* EXERCISE DIRECTIONS
Your task is to print all of the data word for word.

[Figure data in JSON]
▬▬▬▬▬▬
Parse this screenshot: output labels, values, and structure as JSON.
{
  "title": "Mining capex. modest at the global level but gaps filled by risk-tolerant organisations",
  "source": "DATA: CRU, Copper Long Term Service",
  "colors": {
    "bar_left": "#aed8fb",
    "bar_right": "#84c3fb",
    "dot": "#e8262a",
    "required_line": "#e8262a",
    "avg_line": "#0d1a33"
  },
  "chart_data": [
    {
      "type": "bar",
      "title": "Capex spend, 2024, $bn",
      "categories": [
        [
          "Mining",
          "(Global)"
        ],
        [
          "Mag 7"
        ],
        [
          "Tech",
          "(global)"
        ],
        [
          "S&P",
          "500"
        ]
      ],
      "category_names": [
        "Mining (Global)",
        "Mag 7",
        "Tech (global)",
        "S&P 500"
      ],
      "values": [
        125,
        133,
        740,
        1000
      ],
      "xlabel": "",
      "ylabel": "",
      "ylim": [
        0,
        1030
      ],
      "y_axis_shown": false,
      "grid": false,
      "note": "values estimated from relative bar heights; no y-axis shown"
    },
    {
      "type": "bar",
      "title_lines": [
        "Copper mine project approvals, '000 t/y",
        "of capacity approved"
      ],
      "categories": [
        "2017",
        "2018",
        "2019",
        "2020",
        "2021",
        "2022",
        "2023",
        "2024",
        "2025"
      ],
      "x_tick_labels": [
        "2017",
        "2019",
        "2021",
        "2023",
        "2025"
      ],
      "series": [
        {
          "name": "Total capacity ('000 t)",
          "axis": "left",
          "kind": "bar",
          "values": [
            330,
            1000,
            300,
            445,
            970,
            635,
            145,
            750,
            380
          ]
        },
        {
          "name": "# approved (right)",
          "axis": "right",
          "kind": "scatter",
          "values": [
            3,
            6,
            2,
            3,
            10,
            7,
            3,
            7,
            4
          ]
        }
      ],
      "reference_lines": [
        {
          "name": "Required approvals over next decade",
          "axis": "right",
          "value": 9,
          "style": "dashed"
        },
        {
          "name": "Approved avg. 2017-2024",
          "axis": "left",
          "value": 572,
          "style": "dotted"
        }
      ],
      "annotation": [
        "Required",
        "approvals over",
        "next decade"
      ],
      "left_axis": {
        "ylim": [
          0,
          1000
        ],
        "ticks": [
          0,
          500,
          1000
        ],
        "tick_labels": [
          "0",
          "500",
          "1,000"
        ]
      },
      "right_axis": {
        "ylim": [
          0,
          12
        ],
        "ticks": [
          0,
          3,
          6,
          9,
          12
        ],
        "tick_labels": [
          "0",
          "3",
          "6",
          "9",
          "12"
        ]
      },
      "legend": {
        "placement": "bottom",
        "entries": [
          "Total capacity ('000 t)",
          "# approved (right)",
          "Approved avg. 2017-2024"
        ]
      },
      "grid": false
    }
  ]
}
▬▬▬▬▬▬
* WRITTEN RESPONSE
Parse this screenshot: output labels, values, and structure as JSON.
{
  "title": "Mining capex. modest at the global level but gaps filled by risk-tolerant organisations",
  "source": "DATA: CRU, Copper Long Term Service",
  "colors": {
    "bar_left": "#aed8fb",
    "bar_right": "#84c3fb",
    "dot": "#e8262a",
    "required_line": "#e8262a",
    "avg_line": "#0d1a33"
  },
  "chart_data": [
    {
      "type": "bar",
      "title": "Capex spend, 2024, $bn",
      "categories": [
        [
          "Mining",
          "(Global)"
        ],
        [
          "Mag 7"
        ],
        [
          "Tech",
          "(global)"
        ],
        [
          "S&P",
          "500"
        ]
      ],
      "category_names": [
        "Mining (Global)",
        "Mag 7",
        "Tech (global)",
        "S&P 500"
      ],
      "values": [
        125,
        133,
        740,
        1000
      ],
      "xlabel": "",
      "ylabel": "",
      "ylim": [
        0,
        1030
      ],
      "y_axis_shown": false,
      "grid": false,
      "note": "values estimated from relative bar heights; no y-axis shown"
    },
    {
      "type": "bar",
      "title_lines": [
        "Copper mine project approvals, '000 t/y",
        "of capacity approved"
      ],
      "categories": [
        "2017",
        "2018",
        "2019",
        "2020",
        "2021",
        "2022",
        "2023",
        "2024",
        "2025"
      ],
      "x_tick_labels": [
        "2017",
        "2019",
        "2021",
        "2023",
        "2025"
      ],
      "series": [
        {
          "name": "Total capacity ('000 t)",
          "axis": "left",
          "kind": "bar",
          "values": [
            330,
            1000,
            300,
            445,
            970,
            635,
            145,
            750,
            380
          ]
        },
        {
          "name": "# approved (right)",
          "axis": "right",
          "kind": "scatter",
          "values": [
            3,
            6,
            2,
            3,
            10,
            7,
            3,
            7,
            4
          ]
        }
      ],
      "reference_lines": [
        {
          "name": "Required approvals over next decade",
          "axis": "right",
          "value": 9,
          "style": "dashed"
        },
        {
          "name": "Approved avg. 2017-2024",
          "axis": "left",
          "value": 572,
          "style": "dotted"
        }
      ],
      "annotation": [
        "Required",
        "approvals over",
        "next decade"
      ],
      "left_axis": {
        "ylim": [
          0,
          1000
        ],
        "ticks": [
          0,
          500,
          1000
        ],
        "tick_labels": [
          "0",
          "500",
          "1,000"
        ]
      },
      "right_axis": {
        "ylim": [
          0,
          12
        ],
        "ticks": [
          0,
          3,
          6,
          9,
          12
        ],
        "tick_labels": [
          "0",
          "3",
          "6",
          "9",
          "12"
        ]
      },
      "legend": {
        "placement": "bottom",
        "entries": [
          "Total capacity ('000 t)",
          "# approved (right)",
          "Approved avg. 2017-2024"
        ]
      },
      "grid": false
    }
  ]
}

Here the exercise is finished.